◆ Reading text ◆
In Oklahoma I found the same drought conditions as in Texas and the same over 100 degrees temps. The grass alongside the road had turned brown and in several places there had been grass fires and it was black.
It was in this environment that I came upon a hitchhiker, he looked like he needed me, so I pulled over and he came aboard. He was thirsty and asked if I had any cold sodas in the refrigerator he could buy? I said "no but there was cold water there if he wanted some". He preferred soda so I told him I would soon have to stop for fuel and he could get a soda.
Remember I told you all that I learn a lot from listening to what people say. His name was Andy and I learned a lot in a short time from Andy. He was from Mississippi, had been working there installing insolation, he was 28 years old and had to quit his job as it was affecting his health. In the past month his father had been killed in a car wreck, he had been diagnosed as having leukemia in it's late stage and was on his way to Great Falls, MT where his sister lived to find out if she had a bone marrow match. The doctors had told him that even with a bone marrow transplant his chances were not good to be alive in 1999. If he took surgery as an option he would lose both legs, 3 ribs and three vertebra from his back. He had been on the road for one week and I was the first driver to pick him up who was not drunk. I almost decided to take him all the way to Great Falls but he said if I would drop him off on I 70 in Kansas he would try to get to Denver and take I 25 north. He told me a lot about leukemia and how he had lived with it, not knowing was it was. He was in pain, I could see it in his eyes.

◆ About this task ◆
Please write what comes next in the story about the hitchhiker, picking up after its last sentence.

◆ Given data ◆
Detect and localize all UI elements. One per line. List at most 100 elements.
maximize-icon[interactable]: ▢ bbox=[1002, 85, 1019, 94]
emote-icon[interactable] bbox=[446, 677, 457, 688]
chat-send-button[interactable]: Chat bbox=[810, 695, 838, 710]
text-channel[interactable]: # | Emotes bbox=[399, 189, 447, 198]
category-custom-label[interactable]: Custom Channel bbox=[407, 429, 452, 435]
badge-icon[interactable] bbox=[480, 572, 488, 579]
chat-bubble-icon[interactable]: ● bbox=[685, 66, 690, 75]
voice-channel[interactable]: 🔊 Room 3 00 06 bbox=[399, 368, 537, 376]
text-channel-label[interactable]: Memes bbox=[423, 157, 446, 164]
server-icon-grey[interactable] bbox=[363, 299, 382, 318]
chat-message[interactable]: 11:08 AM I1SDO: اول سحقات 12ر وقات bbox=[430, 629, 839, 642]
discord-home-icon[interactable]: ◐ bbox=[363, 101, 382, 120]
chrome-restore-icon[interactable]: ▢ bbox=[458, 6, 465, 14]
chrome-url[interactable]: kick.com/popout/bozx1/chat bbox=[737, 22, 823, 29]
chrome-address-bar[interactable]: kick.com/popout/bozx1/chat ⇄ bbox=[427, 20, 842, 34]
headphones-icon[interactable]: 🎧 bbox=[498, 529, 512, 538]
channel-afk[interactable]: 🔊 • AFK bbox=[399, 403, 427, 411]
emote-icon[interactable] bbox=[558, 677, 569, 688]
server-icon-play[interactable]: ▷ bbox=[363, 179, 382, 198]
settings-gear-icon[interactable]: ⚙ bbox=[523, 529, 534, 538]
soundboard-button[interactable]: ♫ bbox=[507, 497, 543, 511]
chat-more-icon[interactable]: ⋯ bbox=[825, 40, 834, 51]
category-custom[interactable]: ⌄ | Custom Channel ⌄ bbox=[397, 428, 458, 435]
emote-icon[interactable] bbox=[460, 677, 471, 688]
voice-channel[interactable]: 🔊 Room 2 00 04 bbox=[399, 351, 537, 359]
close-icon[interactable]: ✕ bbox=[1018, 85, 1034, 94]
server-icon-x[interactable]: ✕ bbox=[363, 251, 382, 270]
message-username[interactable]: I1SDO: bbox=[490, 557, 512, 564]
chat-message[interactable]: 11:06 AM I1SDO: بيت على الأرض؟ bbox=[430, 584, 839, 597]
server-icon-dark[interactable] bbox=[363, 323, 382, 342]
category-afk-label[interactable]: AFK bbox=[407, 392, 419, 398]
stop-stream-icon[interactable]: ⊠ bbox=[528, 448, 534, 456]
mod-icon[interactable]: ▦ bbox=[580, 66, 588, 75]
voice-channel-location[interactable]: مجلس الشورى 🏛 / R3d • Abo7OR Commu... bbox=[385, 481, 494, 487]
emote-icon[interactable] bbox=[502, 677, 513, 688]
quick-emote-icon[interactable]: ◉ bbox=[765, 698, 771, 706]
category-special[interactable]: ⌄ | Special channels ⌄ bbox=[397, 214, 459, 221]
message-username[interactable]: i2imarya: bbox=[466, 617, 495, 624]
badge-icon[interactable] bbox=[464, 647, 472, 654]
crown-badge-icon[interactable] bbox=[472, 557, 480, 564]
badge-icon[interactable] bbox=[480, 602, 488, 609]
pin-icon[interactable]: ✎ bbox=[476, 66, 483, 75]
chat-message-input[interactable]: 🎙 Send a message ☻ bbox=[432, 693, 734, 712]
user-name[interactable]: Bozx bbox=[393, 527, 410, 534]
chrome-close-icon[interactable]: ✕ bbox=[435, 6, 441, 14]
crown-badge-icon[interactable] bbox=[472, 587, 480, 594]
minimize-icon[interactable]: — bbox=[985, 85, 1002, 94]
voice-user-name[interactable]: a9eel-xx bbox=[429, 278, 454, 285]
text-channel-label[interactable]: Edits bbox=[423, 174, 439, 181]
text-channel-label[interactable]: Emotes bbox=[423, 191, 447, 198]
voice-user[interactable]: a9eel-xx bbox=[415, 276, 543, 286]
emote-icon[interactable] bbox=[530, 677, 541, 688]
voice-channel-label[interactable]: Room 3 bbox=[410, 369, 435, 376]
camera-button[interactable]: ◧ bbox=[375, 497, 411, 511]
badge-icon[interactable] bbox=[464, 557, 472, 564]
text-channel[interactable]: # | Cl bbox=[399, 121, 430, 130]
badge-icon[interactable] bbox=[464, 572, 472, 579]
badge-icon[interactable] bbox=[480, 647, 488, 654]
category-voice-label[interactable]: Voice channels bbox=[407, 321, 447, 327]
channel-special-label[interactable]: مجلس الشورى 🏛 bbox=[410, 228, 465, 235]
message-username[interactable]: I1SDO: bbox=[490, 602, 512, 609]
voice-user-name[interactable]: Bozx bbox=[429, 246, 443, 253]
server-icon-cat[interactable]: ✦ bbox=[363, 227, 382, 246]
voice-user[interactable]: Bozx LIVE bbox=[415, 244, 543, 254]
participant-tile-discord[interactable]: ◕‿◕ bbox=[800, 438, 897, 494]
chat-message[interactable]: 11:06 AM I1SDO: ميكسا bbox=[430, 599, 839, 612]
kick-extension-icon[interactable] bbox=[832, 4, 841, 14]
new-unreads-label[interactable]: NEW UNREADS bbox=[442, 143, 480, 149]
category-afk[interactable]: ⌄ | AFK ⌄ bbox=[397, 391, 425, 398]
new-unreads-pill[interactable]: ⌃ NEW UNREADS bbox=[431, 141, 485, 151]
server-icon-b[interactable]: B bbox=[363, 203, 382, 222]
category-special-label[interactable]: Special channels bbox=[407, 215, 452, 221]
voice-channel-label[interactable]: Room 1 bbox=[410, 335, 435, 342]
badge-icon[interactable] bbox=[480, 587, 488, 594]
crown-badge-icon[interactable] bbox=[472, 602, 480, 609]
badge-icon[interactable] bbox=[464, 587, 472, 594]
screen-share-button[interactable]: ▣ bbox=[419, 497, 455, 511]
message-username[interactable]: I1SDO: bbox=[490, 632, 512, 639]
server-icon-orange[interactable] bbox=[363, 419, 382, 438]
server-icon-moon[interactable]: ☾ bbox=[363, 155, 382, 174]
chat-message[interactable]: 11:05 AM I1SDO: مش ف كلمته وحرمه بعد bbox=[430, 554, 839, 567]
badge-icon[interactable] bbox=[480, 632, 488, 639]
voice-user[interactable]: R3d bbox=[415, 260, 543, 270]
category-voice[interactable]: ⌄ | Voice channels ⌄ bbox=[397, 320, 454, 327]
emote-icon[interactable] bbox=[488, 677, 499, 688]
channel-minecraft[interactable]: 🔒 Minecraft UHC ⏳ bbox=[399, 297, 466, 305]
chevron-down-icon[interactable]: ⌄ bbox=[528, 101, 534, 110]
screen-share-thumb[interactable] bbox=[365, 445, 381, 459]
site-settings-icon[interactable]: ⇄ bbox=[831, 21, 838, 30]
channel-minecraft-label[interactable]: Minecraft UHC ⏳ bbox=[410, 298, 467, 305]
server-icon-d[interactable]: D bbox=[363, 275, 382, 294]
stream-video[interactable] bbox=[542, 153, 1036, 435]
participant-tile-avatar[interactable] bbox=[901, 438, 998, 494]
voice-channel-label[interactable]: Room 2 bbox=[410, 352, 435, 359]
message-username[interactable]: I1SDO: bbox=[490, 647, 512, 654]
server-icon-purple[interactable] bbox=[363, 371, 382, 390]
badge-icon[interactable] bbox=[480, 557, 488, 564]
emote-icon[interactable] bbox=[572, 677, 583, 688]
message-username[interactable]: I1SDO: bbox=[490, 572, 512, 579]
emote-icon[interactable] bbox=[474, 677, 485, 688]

◆ Exercise output ◆
We were almost to Kansas when I stopped for fuel, Andy got a soda and some crackers to eat. It was then that my troubles began. I tuned the key to start the engine and nothing happened, this had occurred before and it took me a long time to figure out that the starter solenoid must be the problem. I will get one while I am here in Coleridge and put it on. This starting problem had happened before, in real hot weather after driving slow for a while. At first I thought it was the solenoid that I had installed to lock the starter out so the engine could not be started while I was plugged into shore power. After messing with it for a while it would start and I would go on. This was the first time it had failed to start after high speed driving. I told Andy I thought it would start after cooling off. We waited for awhile and it still would not start so I told Andy that I was calling my emergency road service to have them tow it and have the starter solenoid replaced. I recommended he should get back out on the highway to find another ride. As I was waiting for the tow truck to arrive I got it started but had to wait for the tow truck to sign his ticket so he could collect some money for his trip to my location. I sent the tow truck back and headed north again, Andy must have gotten a ride, I never saw him again. When you think you have problems just think of Andy and your problems will disappear. After talking to him I again counted my blessings, I wish him well.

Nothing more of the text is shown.